_WHAT IS BEING ASKED_:
Don't copy the pictures; return every other part of the records exactly.
======== DATASET EXCERPTS
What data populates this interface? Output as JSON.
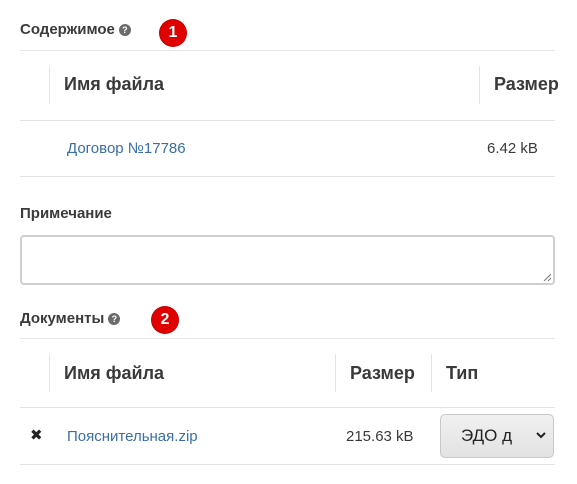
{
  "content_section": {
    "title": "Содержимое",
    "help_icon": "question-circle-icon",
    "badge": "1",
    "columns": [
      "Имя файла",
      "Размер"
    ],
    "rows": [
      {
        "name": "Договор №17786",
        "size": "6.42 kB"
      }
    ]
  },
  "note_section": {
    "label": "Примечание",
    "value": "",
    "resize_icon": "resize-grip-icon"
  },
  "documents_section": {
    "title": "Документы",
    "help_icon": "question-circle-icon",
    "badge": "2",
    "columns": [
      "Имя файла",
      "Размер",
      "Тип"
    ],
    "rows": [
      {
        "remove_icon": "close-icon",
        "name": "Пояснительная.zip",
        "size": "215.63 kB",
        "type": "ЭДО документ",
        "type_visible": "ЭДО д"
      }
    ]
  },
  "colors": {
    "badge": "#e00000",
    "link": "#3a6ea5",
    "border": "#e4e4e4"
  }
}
================
_COMPLETE OUTPUT_:
What data populates this interface? Output as JSON.
{
  "content_section": {
    "title": "Содержимое",
    "help_icon": "question-circle-icon",
    "badge": "1",
    "columns": [
      "Имя файла",
      "Размер"
    ],
    "rows": [
      {
        "name": "Договор №17786",
        "size": "6.42 kB"
      }
    ]
  },
  "note_section": {
    "label": "Примечание",
    "value": "",
    "resize_icon": "resize-grip-icon"
  },
  "documents_section": {
    "title": "Документы",
    "help_icon": "question-circle-icon",
    "badge": "2",
    "columns": [
      "Имя файла",
      "Размер",
      "Тип"
    ],
    "rows": [
      {
        "remove_icon": "close-icon",
        "name": "Пояснительная.zip",
        "size": "215.63 kB",
        "type": "ЭДО документ",
        "type_visible": "ЭДО д"
      }
    ]
  },
  "colors": {
    "badge": "#e00000",
    "link": "#3a6ea5",
    "border": "#e4e4e4"
  }
}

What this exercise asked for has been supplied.